# Exercise goal
Copy word for word the part of the HBase cluster setup page starting with "haddoop4 who has" and going on through "in $HOME/.bashrc (not .bash.profile)".

# Page extract
搭建HBase分布式集群

这篇具有很好参考价值的文章主要介绍了搭建HBase分布式集群。希望对大家有所帮助。如果存在错误或未考虑完全的地方,请大家不吝赐教,您也可以点击"举报违法"按钮提交疑问。

0. Prerequisite
There are 3 VMs - hadoop3/hadoop4/hadoop5 for fully-distributed HBase cluster, the setup plan looks like:

hadoop3 hadoop4 hadoop5
Hadoop hdfs

NameNode:8020

DateNode:50010

JobHistoryServer:19888

DataNode:50010

SecondaryNameNode:50090

DateNode:50010

Hadoop yarn NodeManger:8040

ResourceMananger:8088

NodeManger:8040

NodeManger:8040
Zookeeper QuorumPeerMain:2181 QuorumPeerMain:2181 QuorumPeerMain:2181
HBase

HMaster:16000

HRegionServer:16020

HRegionServer:16020 HRegionServer:16020

And JDK/Zookeeper/Hadoop/HBase have been installed under /opt on 3 VMs with user sunxo:

$ ls /opt
hadoop-2.10.2  hbase-2.4.16  jdk  zookeeper-3.8.1

1) configure passwordless SSH access
hadoop3 who has Namenode needs to access all VMs as sunxo

$ ssh-keygen -t rsa
$ ssh-copy-id hadoop3
$ ssh-copy-id hadoop4
$ ssh-copy-id hadoop5

and root as well

# ssh-keygen -t rsa
# ssh-copy-id hadoop3
# ssh-copy-id hadoop4
# ssh-copy-id hadoop5

haddoop4 who has ResourceMananger needs to access all VMs as sunxo

$ ssh-keygen -t rsa
$ ssh-copy-id hadoop3
$ ssh-copy-id hadoop4
$ ssh-copy-id hadoop5

2) hadoop3 add environment variable in $HOME/.bashrc (not .bash.profile)

# Data section
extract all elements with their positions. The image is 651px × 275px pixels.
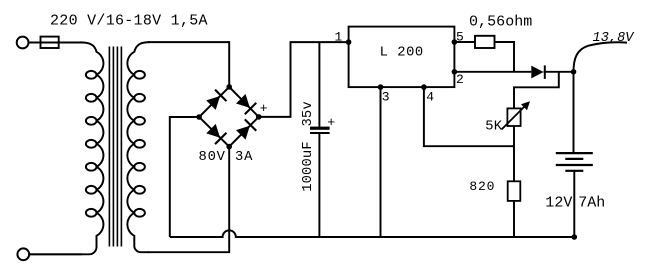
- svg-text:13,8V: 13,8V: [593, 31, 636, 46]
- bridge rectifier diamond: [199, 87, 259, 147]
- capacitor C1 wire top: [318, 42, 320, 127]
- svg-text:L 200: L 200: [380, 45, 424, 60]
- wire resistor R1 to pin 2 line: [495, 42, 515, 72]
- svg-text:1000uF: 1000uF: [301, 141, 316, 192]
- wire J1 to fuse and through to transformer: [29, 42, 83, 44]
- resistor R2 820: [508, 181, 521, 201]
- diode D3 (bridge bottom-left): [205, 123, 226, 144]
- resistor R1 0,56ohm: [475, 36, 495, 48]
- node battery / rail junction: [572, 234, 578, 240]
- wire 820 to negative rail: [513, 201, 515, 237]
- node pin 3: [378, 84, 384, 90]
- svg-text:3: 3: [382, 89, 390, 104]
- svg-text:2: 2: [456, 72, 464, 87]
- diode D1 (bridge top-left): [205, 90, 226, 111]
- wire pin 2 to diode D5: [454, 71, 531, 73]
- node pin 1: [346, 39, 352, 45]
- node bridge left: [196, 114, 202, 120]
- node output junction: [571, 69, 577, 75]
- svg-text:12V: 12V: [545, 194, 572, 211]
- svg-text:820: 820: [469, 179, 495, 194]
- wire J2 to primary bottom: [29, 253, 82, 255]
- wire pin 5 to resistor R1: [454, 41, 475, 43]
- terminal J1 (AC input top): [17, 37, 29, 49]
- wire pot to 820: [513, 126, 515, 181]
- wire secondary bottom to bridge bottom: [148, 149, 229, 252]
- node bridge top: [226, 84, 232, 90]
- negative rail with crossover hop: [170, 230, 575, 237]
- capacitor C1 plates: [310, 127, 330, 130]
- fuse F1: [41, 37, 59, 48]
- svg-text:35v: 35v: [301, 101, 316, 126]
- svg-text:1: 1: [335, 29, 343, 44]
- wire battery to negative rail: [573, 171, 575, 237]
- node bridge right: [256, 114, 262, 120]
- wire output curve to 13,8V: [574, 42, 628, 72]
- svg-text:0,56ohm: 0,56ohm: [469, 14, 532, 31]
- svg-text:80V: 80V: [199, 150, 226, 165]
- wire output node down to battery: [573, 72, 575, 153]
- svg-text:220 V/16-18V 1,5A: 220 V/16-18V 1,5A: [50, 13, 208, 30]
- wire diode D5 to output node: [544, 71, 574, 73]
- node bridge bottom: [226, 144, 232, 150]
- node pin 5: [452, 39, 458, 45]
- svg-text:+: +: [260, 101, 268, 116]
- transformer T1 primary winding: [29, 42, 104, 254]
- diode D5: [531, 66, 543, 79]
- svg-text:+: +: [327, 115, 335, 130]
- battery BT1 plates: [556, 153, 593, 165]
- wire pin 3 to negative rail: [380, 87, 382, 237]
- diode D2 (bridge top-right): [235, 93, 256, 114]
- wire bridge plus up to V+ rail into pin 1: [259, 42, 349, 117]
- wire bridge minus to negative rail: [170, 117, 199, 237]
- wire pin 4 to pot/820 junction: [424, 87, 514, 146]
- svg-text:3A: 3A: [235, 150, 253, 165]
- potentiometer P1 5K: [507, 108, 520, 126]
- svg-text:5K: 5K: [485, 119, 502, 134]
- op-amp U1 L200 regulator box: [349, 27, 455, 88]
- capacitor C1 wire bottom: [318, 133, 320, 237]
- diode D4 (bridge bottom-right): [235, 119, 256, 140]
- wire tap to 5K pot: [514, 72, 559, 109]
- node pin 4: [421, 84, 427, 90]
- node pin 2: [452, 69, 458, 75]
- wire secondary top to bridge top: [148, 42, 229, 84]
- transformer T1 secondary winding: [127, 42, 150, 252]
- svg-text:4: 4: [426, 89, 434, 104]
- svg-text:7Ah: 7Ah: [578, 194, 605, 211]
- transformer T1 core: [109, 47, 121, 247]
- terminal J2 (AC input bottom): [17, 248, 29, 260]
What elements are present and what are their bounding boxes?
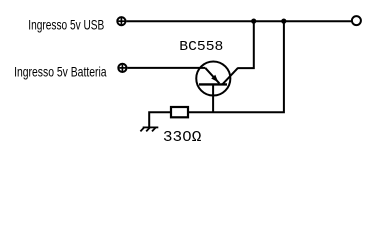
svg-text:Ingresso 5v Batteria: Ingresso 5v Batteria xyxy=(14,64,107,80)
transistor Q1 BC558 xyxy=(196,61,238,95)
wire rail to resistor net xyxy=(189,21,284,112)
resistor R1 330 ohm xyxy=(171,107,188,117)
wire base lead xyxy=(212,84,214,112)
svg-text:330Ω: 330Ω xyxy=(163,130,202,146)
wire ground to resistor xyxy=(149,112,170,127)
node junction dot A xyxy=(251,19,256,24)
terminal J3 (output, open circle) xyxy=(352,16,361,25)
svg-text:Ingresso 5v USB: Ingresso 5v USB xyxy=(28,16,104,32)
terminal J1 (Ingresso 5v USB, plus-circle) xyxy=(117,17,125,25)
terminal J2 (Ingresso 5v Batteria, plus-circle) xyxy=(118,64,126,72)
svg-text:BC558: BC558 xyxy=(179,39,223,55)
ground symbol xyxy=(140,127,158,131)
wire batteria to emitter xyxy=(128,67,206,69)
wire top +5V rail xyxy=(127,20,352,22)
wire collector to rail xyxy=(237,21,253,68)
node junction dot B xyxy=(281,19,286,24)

# Full response
haddoop4 who has ResourceMananger needs to access all VMs as sunxo

$ ssh-keygen -t rsa
$ ssh-copy-id hadoop3
$ ssh-copy-id hadoop4
$ ssh-copy-id hadoop5

2) hadoop3 add environment variable in $HOME/.bashrc (not .bash.profile)